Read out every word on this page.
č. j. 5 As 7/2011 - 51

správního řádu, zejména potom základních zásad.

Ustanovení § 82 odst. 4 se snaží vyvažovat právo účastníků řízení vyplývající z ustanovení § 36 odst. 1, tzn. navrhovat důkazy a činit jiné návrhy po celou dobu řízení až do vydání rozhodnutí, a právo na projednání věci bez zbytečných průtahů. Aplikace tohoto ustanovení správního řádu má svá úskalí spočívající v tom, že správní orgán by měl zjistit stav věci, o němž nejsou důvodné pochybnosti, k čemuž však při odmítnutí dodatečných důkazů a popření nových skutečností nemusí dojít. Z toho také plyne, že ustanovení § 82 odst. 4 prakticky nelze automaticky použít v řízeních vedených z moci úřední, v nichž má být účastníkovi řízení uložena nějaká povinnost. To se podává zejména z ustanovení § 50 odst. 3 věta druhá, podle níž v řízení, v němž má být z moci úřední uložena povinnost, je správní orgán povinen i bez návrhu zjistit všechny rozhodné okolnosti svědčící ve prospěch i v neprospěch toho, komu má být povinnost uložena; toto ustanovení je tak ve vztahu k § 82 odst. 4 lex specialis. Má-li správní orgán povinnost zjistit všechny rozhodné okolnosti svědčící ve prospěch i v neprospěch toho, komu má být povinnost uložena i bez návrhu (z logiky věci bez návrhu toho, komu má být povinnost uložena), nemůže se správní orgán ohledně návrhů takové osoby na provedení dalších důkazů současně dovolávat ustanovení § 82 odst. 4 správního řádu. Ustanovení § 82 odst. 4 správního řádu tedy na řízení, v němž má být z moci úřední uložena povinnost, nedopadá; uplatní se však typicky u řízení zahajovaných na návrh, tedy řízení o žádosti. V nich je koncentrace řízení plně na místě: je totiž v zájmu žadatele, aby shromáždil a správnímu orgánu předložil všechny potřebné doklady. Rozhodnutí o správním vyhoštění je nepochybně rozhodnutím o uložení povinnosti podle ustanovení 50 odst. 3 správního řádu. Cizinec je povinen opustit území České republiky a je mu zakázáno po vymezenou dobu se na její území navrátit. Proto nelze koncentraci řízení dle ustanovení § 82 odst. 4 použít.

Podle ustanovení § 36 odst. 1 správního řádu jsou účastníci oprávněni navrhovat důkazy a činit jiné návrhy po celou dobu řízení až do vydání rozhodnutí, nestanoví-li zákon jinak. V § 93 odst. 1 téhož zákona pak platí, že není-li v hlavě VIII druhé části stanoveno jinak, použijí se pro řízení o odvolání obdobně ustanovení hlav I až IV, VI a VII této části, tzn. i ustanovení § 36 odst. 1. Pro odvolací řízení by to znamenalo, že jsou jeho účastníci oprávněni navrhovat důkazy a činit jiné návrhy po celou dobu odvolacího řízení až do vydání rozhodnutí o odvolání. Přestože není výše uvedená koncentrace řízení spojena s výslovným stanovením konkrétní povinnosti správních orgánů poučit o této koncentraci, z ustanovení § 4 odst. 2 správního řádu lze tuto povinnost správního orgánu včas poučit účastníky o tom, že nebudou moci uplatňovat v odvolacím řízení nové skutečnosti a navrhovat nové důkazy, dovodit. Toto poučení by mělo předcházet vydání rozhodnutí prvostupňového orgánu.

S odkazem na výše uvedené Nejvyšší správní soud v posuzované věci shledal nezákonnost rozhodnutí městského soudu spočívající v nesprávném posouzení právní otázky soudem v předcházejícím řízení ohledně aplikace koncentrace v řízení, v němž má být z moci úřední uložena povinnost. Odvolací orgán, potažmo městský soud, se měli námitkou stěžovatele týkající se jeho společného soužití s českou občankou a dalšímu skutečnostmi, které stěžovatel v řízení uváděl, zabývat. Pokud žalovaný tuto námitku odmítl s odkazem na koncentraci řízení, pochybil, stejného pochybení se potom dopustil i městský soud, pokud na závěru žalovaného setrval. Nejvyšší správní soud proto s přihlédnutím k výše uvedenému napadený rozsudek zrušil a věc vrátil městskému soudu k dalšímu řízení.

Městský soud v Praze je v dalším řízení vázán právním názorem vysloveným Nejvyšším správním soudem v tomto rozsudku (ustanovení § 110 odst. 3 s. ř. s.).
-------------------------
- REQUIRED WORK -
Write out the material exactly as given.

- TASK RESULT -
Read out every word on this page.
č. j. 5 As 7/2011 - 51

správního řádu, zejména potom základních zásad.

Ustanovení § 82 odst. 4 se snaží vyvažovat právo účastníků řízení vyplývající z ustanovení § 36 odst. 1, tzn. navrhovat důkazy a činit jiné návrhy po celou dobu řízení až do vydání rozhodnutí, a právo na projednání věci bez zbytečných průtahů. Aplikace tohoto ustanovení správního řádu má svá úskalí spočívající v tom, že správní orgán by měl zjistit stav věci, o němž nejsou důvodné pochybnosti, k čemuž však při odmítnutí dodatečných důkazů a popření nových skutečností nemusí dojít. Z toho také plyne, že ustanovení § 82 odst. 4 prakticky nelze automaticky použít v řízeních vedených z moci úřední, v nichž má být účastníkovi řízení uložena nějaká povinnost. To se podává zejména z ustanovení § 50 odst. 3 věta druhá, podle níž v řízení, v němž má být z moci úřední uložena povinnost, je správní orgán povinen i bez návrhu zjistit všechny rozhodné okolnosti svědčící ve prospěch i v neprospěch toho, komu má být povinnost uložena; toto ustanovení je tak ve vztahu k § 82 odst. 4 lex specialis. Má-li správní orgán povinnost zjistit všechny rozhodné okolnosti svědčící ve prospěch i v neprospěch toho, komu má být povinnost uložena i bez návrhu (z logiky věci bez návrhu toho, komu má být povinnost uložena), nemůže se správní orgán ohledně návrhů takové osoby na provedení dalších důkazů současně dovolávat ustanovení § 82 odst. 4 správního řádu. Ustanovení § 82 odst. 4 správního řádu tedy na řízení, v němž má být z moci úřední uložena povinnost, nedopadá; uplatní se však typicky u řízení zahajovaných na návrh, tedy řízení o žádosti. V nich je koncentrace řízení plně na místě: je totiž v zájmu žadatele, aby shromáždil a správnímu orgánu předložil všechny potřebné doklady. Rozhodnutí o správním vyhoštění je nepochybně rozhodnutím o uložení povinnosti podle ustanovení 50 odst. 3 správního řádu. Cizinec je povinen opustit území České republiky a je mu zakázáno po vymezenou dobu se na její území navrátit. Proto nelze koncentraci řízení dle ustanovení § 82 odst. 4 použít.

Podle ustanovení § 36 odst. 1 správního řádu jsou účastníci oprávněni navrhovat důkazy a činit jiné návrhy po celou dobu řízení až do vydání rozhodnutí, nestanoví-li zákon jinak. V § 93 odst. 1 téhož zákona pak platí, že není-li v hlavě VIII druhé části stanoveno jinak, použijí se pro řízení o odvolání obdobně ustanovení hlav I až IV, VI a VII této části, tzn. i ustanovení § 36 odst. 1. Pro odvolací řízení by to znamenalo, že jsou jeho účastníci oprávněni navrhovat důkazy a činit jiné návrhy po celou dobu odvolacího řízení až do vydání rozhodnutí o odvolání. Přestože není výše uvedená koncentrace řízení spojena s výslovným stanovením konkrétní povinnosti správních orgánů poučit o této koncentraci, z ustanovení § 4 odst. 2 správního řádu lze tuto povinnost správního orgánu včas poučit účastníky o tom, že nebudou moci uplatňovat v odvolacím řízení nové skutečnosti a navrhovat nové důkazy, dovodit. Toto poučení by mělo předcházet vydání rozhodnutí prvostupňového orgánu.

S odkazem na výše uvedené Nejvyšší správní soud v posuzované věci shledal nezákonnost rozhodnutí městského soudu spočívající v nesprávném posouzení právní otázky soudem v předcházejícím řízení ohledně aplikace koncentrace v řízení, v němž má být z moci úřední uložena povinnost. Odvolací orgán, potažmo městský soud, se měli námitkou stěžovatele týkající se jeho společného soužití s českou občankou a dalšímu skutečnostmi, které stěžovatel v řízení uváděl, zabývat. Pokud žalovaný tuto námitku odmítl s odkazem na koncentraci řízení, pochybil, stejného pochybení se potom dopustil i městský soud, pokud na závěru žalovaného setrval. Nejvyšší správní soud proto s přihlédnutím k výše uvedenému napadený rozsudek zrušil a věc vrátil městskému soudu k dalšímu řízení.

Městský soud v Praze je v dalším řízení vázán právním názorem vysloveným Nejvyšším správním soudem v tomto rozsudku (ustanovení § 110 odst. 3 s. ř. s.).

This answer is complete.